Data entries
------------------------------------------------------------------------
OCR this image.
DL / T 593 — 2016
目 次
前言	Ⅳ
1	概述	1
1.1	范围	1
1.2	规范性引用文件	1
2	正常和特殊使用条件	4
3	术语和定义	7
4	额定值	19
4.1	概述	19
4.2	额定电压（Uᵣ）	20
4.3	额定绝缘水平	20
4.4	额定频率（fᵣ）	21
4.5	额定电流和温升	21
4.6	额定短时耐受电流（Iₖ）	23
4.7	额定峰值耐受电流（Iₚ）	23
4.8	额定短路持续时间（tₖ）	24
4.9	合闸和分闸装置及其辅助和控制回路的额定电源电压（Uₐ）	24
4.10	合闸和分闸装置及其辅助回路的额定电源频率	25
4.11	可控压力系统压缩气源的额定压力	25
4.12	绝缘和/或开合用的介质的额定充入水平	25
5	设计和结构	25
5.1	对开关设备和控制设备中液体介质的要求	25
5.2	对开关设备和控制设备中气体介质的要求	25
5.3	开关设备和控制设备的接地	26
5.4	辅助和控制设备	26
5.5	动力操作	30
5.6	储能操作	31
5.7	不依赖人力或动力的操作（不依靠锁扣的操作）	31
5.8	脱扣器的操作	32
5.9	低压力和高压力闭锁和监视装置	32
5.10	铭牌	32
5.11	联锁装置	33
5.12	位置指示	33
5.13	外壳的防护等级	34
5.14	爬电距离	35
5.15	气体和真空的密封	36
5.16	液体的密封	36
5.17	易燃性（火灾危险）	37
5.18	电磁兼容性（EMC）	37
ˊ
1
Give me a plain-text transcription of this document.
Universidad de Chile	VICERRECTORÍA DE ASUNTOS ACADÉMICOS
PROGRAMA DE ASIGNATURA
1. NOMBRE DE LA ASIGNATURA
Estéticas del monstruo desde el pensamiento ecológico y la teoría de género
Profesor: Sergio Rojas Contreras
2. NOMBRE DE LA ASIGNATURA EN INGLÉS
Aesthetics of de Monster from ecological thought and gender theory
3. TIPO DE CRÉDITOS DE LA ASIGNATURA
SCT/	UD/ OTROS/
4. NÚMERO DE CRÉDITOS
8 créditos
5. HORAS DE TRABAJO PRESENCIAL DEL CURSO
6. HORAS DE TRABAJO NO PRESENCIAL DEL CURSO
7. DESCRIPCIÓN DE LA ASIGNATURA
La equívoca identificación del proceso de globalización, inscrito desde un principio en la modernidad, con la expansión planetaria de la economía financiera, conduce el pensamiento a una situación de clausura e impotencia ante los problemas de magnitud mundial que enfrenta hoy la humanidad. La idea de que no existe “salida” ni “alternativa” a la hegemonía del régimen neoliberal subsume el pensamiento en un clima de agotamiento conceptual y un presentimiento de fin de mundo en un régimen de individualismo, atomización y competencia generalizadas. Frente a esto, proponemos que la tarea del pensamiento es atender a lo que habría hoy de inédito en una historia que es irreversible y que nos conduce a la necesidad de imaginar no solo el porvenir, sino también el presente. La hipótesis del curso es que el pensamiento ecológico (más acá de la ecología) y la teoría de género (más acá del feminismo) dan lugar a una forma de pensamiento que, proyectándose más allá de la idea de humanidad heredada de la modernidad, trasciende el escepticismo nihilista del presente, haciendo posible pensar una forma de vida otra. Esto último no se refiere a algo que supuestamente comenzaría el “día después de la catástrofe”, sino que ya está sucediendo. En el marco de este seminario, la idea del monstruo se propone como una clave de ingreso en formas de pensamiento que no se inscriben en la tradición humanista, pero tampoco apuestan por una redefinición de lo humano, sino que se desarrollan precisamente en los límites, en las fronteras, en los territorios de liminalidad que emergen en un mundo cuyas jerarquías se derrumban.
------------------------------------------------------------------------
*INSTRUCTIONS TO FOLLOW*:
Give the listing above again, word for word.

*FINAL RESULT*:
OCR this image.
DL / T 593 — 2016
目 次
前言	Ⅳ
1	概述	1
1.1	范围	1
1.2	规范性引用文件	1
2	正常和特殊使用条件	4
3	术语和定义	7
4	额定值	19
4.1	概述	19
4.2	额定电压（Uᵣ）	20
4.3	额定绝缘水平	20
4.4	额定频率（fᵣ）	21
4.5	额定电流和温升	21
4.6	额定短时耐受电流（Iₖ）	23
4.7	额定峰值耐受电流（Iₚ）	23
4.8	额定短路持续时间（tₖ）	24
4.9	合闸和分闸装置及其辅助和控制回路的额定电源电压（Uₐ）	24
4.10	合闸和分闸装置及其辅助回路的额定电源频率	25
4.11	可控压力系统压缩气源的额定压力	25
4.12	绝缘和/或开合用的介质的额定充入水平	25
5	设计和结构	25
5.1	对开关设备和控制设备中液体介质的要求	25
5.2	对开关设备和控制设备中气体介质的要求	25
5.3	开关设备和控制设备的接地	26
5.4	辅助和控制设备	26
5.5	动力操作	30
5.6	储能操作	31
5.7	不依赖人力或动力的操作（不依靠锁扣的操作）	31
5.8	脱扣器的操作	32
5.9	低压力和高压力闭锁和监视装置	32
5.10	铭牌	32
5.11	联锁装置	33
5.12	位置指示	33
5.13	外壳的防护等级	34
5.14	爬电距离	35
5.15	气体和真空的密封	36
5.16	液体的密封	36
5.17	易燃性（火灾危险）	37
5.18	电磁兼容性（EMC）	37
ˊ
1
Give me a plain-text transcription of this document.
Universidad de Chile	VICERRECTORÍA DE ASUNTOS ACADÉMICOS
PROGRAMA DE ASIGNATURA
1. NOMBRE DE LA ASIGNATURA
Estéticas del monstruo desde el pensamiento ecológico y la teoría de género
Profesor: Sergio Rojas Contreras
2. NOMBRE DE LA ASIGNATURA EN INGLÉS
Aesthetics of de Monster from ecological thought and gender theory
3. TIPO DE CRÉDITOS DE LA ASIGNATURA
SCT/	UD/ OTROS/
4. NÚMERO DE CRÉDITOS
8 créditos
5. HORAS DE TRABAJO PRESENCIAL DEL CURSO
6. HORAS DE TRABAJO NO PRESENCIAL DEL CURSO
7. DESCRIPCIÓN DE LA ASIGNATURA
La equívoca identificación del proceso de globalización, inscrito desde un principio en la modernidad, con la expansión planetaria de la economía financiera, conduce el pensamiento a una situación de clausura e impotencia ante los problemas de magnitud mundial que enfrenta hoy la humanidad. La idea de que no existe “salida” ni “alternativa” a la hegemonía del régimen neoliberal subsume el pensamiento en un clima de agotamiento conceptual y un presentimiento de fin de mundo en un régimen de individualismo, atomización y competencia generalizadas. Frente a esto, proponemos que la tarea del pensamiento es atender a lo que habría hoy de inédito en una historia que es irreversible y que nos conduce a la necesidad de imaginar no solo el porvenir, sino también el presente. La hipótesis del curso es que el pensamiento ecológico (más acá de la ecología) y la teoría de género (más acá del feminismo) dan lugar a una forma de pensamiento que, proyectándose más allá de la idea de humanidad heredada de la modernidad, trasciende el escepticismo nihilista del presente, haciendo posible pensar una forma de vida otra. Esto último no se refiere a algo que supuestamente comenzaría el “día después de la catástrofe”, sino que ya está sucediendo. En el marco de este seminario, la idea del monstruo se propone como una clave de ingreso en formas de pensamiento que no se inscriben en la tradición humanista, pero tampoco apuestan por una redefinición de lo humano, sino que se desarrollan precisamente en los límites, en las fronteras, en los territorios de liminalidad que emergen en un mundo cuyas jerarquías se derrumban.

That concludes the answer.